*TASK DIRECTIONS:* Please output the lines shown below exactly as they appear.

*TASK MATERIAL:*
★ ★ ★ ★ ★ ★ ★

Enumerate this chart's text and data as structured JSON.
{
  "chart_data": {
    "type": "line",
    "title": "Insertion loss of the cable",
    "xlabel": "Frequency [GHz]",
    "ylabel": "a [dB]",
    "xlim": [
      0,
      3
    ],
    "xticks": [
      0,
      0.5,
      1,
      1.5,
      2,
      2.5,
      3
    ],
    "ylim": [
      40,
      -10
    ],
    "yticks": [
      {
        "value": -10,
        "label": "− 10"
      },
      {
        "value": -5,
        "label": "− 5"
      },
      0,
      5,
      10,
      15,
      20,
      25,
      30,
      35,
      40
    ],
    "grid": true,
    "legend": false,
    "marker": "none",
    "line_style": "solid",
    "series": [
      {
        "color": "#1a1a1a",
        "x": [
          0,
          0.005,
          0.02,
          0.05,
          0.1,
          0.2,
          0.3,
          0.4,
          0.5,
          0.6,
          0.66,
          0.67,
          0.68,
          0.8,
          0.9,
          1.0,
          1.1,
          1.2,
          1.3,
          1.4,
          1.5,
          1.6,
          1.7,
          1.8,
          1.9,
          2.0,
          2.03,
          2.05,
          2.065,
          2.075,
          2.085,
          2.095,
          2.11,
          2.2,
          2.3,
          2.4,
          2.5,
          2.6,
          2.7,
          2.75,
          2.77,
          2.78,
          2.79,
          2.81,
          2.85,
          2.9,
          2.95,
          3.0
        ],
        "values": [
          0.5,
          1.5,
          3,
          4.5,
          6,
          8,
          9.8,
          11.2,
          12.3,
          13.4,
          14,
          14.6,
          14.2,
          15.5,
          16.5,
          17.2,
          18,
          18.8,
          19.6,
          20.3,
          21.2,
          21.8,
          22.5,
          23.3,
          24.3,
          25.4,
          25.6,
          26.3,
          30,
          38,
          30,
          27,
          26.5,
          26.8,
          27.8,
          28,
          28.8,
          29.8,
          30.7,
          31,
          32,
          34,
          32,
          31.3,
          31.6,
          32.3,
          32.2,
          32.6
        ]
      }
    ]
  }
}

★ ★ ★ ★ ★ ★ ★

*SOLUTION:*
Enumerate this chart's text and data as structured JSON.
{
  "chart_data": {
    "type": "line",
    "title": "Insertion loss of the cable",
    "xlabel": "Frequency [GHz]",
    "ylabel": "a [dB]",
    "xlim": [
      0,
      3
    ],
    "xticks": [
      0,
      0.5,
      1,
      1.5,
      2,
      2.5,
      3
    ],
    "ylim": [
      40,
      -10
    ],
    "yticks": [
      {
        "value": -10,
        "label": "− 10"
      },
      {
        "value": -5,
        "label": "− 5"
      },
      0,
      5,
      10,
      15,
      20,
      25,
      30,
      35,
      40
    ],
    "grid": true,
    "legend": false,
    "marker": "none",
    "line_style": "solid",
    "series": [
      {
        "color": "#1a1a1a",
        "x": [
          0,
          0.005,
          0.02,
          0.05,
          0.1,
          0.2,
          0.3,
          0.4,
          0.5,
          0.6,
          0.66,
          0.67,
          0.68,
          0.8,
          0.9,
          1.0,
          1.1,
          1.2,
          1.3,
          1.4,
          1.5,
          1.6,
          1.7,
          1.8,
          1.9,
          2.0,
          2.03,
          2.05,
          2.065,
          2.075,
          2.085,
          2.095,
          2.11,
          2.2,
          2.3,
          2.4,
          2.5,
          2.6,
          2.7,
          2.75,
          2.77,
          2.78,
          2.79,
          2.81,
          2.85,
          2.9,
          2.95,
          3.0
        ],
        "values": [
          0.5,
          1.5,
          3,
          4.5,
          6,
          8,
          9.8,
          11.2,
          12.3,
          13.4,
          14,
          14.6,
          14.2,
          15.5,
          16.5,
          17.2,
          18,
          18.8,
          19.6,
          20.3,
          21.2,
          21.8,
          22.5,
          23.3,
          24.3,
          25.4,
          25.6,
          26.3,
          30,
          38,
          30,
          27,
          26.5,
          26.8,
          27.8,
          28,
          28.8,
          29.8,
          30.7,
          31,
          32,
          34,
          32,
          31.3,
          31.6,
          32.3,
          32.2,
          32.6
        ]
      }
    ]
  }
}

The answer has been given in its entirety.